■ Items from a figure collection ■

* * * *

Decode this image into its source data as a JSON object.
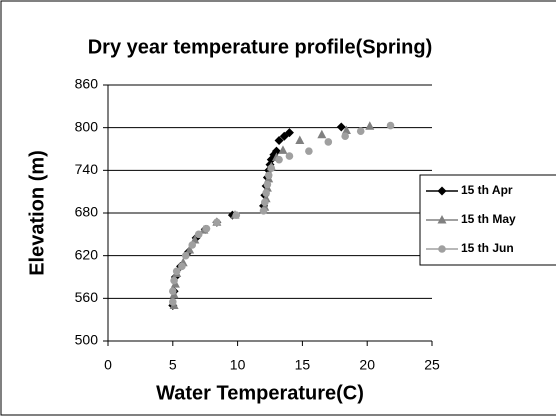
{
  "chart_data": {
    "type": "scatter",
    "title": "Dry year temperature profile(Spring)",
    "x_label": "Water Temperature(C)",
    "y_label": "Elevation (m)",
    "xlim": [
      0,
      25
    ],
    "xticks": [
      0,
      5,
      10,
      15,
      20,
      25
    ],
    "ylim": [
      500,
      860
    ],
    "yticks": [
      500,
      560,
      620,
      680,
      740,
      800,
      860
    ],
    "grid": true,
    "legend": "right",
    "series": [
      {
        "name": "15 th Apr",
        "color": "#000000",
        "marker": "diamond",
        "x": [
          5.0,
          5.1,
          5.2,
          5.6,
          6.2,
          6.8,
          7.5,
          8.4,
          9.6,
          12.0,
          12.1,
          12.2,
          12.3,
          12.4,
          12.5,
          12.6,
          12.8,
          13.0,
          13.2,
          13.6,
          14.0,
          18.0
        ],
        "values": [
          550,
          570,
          590,
          605,
          625,
          645,
          657,
          667,
          677,
          690,
          705,
          718,
          730,
          740,
          748,
          755,
          762,
          767,
          782,
          788,
          793,
          801
        ]
      },
      {
        "name": "15 th May",
        "color": "#808080",
        "marker": "triangle",
        "x": [
          5.1,
          5.1,
          5.2,
          5.3,
          5.8,
          6.3,
          6.7,
          7.4,
          8.4,
          9.8,
          12.1,
          12.2,
          12.3,
          12.4,
          12.6,
          13.0,
          13.5,
          14.8,
          16.5,
          18.4,
          20.2
        ],
        "values": [
          550,
          565,
          580,
          595,
          610,
          628,
          642,
          656,
          667,
          677,
          688,
          700,
          715,
          728,
          745,
          758,
          768,
          782,
          790,
          796,
          802
        ]
      },
      {
        "name": "15 th Jun",
        "color": "#a0a0a0",
        "marker": "circle",
        "x": [
          5.0,
          5.0,
          5.1,
          5.3,
          5.7,
          6.0,
          6.5,
          7.0,
          7.6,
          8.4,
          9.9,
          12.0,
          12.1,
          12.2,
          12.3,
          12.4,
          12.6,
          13.2,
          14.0,
          15.5,
          17.0,
          18.3,
          19.5,
          21.8
        ],
        "values": [
          555,
          570,
          585,
          598,
          605,
          620,
          635,
          650,
          658,
          667,
          677,
          683,
          695,
          708,
          720,
          733,
          743,
          755,
          760,
          767,
          780,
          788,
          795,
          803
        ]
      }
    ]
  }
}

* * * *

■ TO DO ■
From the entries above, list each line with "marker" in it.

■ RESPONSE ■
        "marker": "diamond",
        "marker": "triangle",
        "marker": "circle",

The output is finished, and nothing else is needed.